● The exercise: Restate, word for word, all of the material shown below.

● Task input:

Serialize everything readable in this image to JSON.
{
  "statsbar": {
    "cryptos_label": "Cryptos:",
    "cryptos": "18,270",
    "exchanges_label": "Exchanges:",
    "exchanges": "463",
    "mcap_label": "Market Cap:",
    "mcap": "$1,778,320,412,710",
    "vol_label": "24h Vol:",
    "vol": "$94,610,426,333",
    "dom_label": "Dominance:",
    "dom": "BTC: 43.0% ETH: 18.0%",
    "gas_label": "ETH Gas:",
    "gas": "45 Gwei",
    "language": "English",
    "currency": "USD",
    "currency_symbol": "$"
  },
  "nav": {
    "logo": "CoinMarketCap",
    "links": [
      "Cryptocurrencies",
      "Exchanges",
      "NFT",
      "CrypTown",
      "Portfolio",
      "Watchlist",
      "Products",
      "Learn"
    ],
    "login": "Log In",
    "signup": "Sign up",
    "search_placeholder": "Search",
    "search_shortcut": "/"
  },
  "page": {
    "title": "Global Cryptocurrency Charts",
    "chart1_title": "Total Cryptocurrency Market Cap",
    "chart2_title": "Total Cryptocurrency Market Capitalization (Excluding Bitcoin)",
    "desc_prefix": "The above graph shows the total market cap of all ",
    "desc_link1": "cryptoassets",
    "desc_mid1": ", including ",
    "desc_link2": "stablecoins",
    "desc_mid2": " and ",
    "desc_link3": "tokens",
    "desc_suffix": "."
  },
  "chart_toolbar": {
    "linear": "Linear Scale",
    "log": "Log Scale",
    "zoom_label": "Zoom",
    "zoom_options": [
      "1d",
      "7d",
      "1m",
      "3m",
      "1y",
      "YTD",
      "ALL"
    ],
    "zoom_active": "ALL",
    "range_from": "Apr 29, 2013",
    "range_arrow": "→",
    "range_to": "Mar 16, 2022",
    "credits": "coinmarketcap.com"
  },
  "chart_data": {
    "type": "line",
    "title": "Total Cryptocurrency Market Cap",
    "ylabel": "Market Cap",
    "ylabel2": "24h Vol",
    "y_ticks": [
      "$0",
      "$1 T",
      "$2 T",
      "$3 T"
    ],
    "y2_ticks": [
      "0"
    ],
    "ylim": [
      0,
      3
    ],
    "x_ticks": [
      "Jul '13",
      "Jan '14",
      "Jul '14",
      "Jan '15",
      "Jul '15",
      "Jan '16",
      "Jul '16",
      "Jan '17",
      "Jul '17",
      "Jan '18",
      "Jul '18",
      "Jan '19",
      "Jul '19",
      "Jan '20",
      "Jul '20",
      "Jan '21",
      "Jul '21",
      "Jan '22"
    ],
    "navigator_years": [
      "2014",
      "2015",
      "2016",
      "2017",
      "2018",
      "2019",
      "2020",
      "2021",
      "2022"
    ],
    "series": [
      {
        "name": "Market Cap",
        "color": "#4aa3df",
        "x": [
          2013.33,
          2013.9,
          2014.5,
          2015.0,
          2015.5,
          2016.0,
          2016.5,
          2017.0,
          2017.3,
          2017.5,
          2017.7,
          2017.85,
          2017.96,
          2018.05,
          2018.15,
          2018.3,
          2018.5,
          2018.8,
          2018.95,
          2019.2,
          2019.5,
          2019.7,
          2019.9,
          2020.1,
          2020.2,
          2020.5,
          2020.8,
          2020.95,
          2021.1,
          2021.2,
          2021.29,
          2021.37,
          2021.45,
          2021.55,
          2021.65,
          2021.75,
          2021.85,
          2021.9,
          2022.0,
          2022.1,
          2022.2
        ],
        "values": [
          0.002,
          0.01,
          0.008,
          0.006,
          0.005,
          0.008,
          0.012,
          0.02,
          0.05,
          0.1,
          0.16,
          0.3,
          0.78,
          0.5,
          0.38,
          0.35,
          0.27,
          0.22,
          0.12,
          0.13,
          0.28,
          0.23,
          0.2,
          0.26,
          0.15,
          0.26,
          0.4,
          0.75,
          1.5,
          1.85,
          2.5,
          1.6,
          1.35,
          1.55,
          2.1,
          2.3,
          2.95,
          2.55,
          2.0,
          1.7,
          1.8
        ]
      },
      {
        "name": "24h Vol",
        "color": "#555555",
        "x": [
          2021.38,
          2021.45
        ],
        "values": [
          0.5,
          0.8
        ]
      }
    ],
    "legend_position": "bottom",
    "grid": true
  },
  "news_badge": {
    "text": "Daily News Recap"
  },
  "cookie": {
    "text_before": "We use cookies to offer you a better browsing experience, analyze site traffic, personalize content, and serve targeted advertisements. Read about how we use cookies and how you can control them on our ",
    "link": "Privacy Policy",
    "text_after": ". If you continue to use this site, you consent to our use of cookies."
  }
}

● The output:
Serialize everything readable in this image to JSON.
{
  "statsbar": {
    "cryptos_label": "Cryptos:",
    "cryptos": "18,270",
    "exchanges_label": "Exchanges:",
    "exchanges": "463",
    "mcap_label": "Market Cap:",
    "mcap": "$1,778,320,412,710",
    "vol_label": "24h Vol:",
    "vol": "$94,610,426,333",
    "dom_label": "Dominance:",
    "dom": "BTC: 43.0% ETH: 18.0%",
    "gas_label": "ETH Gas:",
    "gas": "45 Gwei",
    "language": "English",
    "currency": "USD",
    "currency_symbol": "$"
  },
  "nav": {
    "logo": "CoinMarketCap",
    "links": [
      "Cryptocurrencies",
      "Exchanges",
      "NFT",
      "CrypTown",
      "Portfolio",
      "Watchlist",
      "Products",
      "Learn"
    ],
    "login": "Log In",
    "signup": "Sign up",
    "search_placeholder": "Search",
    "search_shortcut": "/"
  },
  "page": {
    "title": "Global Cryptocurrency Charts",
    "chart1_title": "Total Cryptocurrency Market Cap",
    "chart2_title": "Total Cryptocurrency Market Capitalization (Excluding Bitcoin)",
    "desc_prefix": "The above graph shows the total market cap of all ",
    "desc_link1": "cryptoassets",
    "desc_mid1": ", including ",
    "desc_link2": "stablecoins",
    "desc_mid2": " and ",
    "desc_link3": "tokens",
    "desc_suffix": "."
  },
  "chart_toolbar": {
    "linear": "Linear Scale",
    "log": "Log Scale",
    "zoom_label": "Zoom",
    "zoom_options": [
      "1d",
      "7d",
      "1m",
      "3m",
      "1y",
      "YTD",
      "ALL"
    ],
    "zoom_active": "ALL",
    "range_from": "Apr 29, 2013",
    "range_arrow": "→",
    "range_to": "Mar 16, 2022",
    "credits": "coinmarketcap.com"
  },
  "chart_data": {
    "type": "line",
    "title": "Total Cryptocurrency Market Cap",
    "ylabel": "Market Cap",
    "ylabel2": "24h Vol",
    "y_ticks": [
      "$0",
      "$1 T",
      "$2 T",
      "$3 T"
    ],
    "y2_ticks": [
      "0"
    ],
    "ylim": [
      0,
      3
    ],
    "x_ticks": [
      "Jul '13",
      "Jan '14",
      "Jul '14",
      "Jan '15",
      "Jul '15",
      "Jan '16",
      "Jul '16",
      "Jan '17",
      "Jul '17",
      "Jan '18",
      "Jul '18",
      "Jan '19",
      "Jul '19",
      "Jan '20",
      "Jul '20",
      "Jan '21",
      "Jul '21",
      "Jan '22"
    ],
    "navigator_years": [
      "2014",
      "2015",
      "2016",
      "2017",
      "2018",
      "2019",
      "2020",
      "2021",
      "2022"
    ],
    "series": [
      {
        "name": "Market Cap",
        "color": "#4aa3df",
        "x": [
          2013.33,
          2013.9,
          2014.5,
          2015.0,
          2015.5,
          2016.0,
          2016.5,
          2017.0,
          2017.3,
          2017.5,
          2017.7,
          2017.85,
          2017.96,
          2018.05,
          2018.15,
          2018.3,
          2018.5,
          2018.8,
          2018.95,
          2019.2,
          2019.5,
          2019.7,
          2019.9,
          2020.1,
          2020.2,
          2020.5,
          2020.8,
          2020.95,
          2021.1,
          2021.2,
          2021.29,
          2021.37,
          2021.45,
          2021.55,
          2021.65,
          2021.75,
          2021.85,
          2021.9,
          2022.0,
          2022.1,
          2022.2
        ],
        "values": [
          0.002,
          0.01,
          0.008,
          0.006,
          0.005,
          0.008,
          0.012,
          0.02,
          0.05,
          0.1,
          0.16,
          0.3,
          0.78,
          0.5,
          0.38,
          0.35,
          0.27,
          0.22,
          0.12,
          0.13,
          0.28,
          0.23,
          0.2,
          0.26,
          0.15,
          0.26,
          0.4,
          0.75,
          1.5,
          1.85,
          2.5,
          1.6,
          1.35,
          1.55,
          2.1,
          2.3,
          2.95,
          2.55,
          2.0,
          1.7,
          1.8
        ]
      },
      {
        "name": "24h Vol",
        "color": "#555555",
        "x": [
          2021.38,
          2021.45
        ],
        "values": [
          0.5,
          0.8
        ]
      }
    ],
    "legend_position": "bottom",
    "grid": true
  },
  "news_badge": {
    "text": "Daily News Recap"
  },
  "cookie": {
    "text_before": "We use cookies to offer you a better browsing experience, analyze site traffic, personalize content, and serve targeted advertisements. Read about how we use cookies and how you can control them on our ",
    "link": "Privacy Policy",
    "text_after": ". If you continue to use this site, you consent to our use of cookies."
  }
}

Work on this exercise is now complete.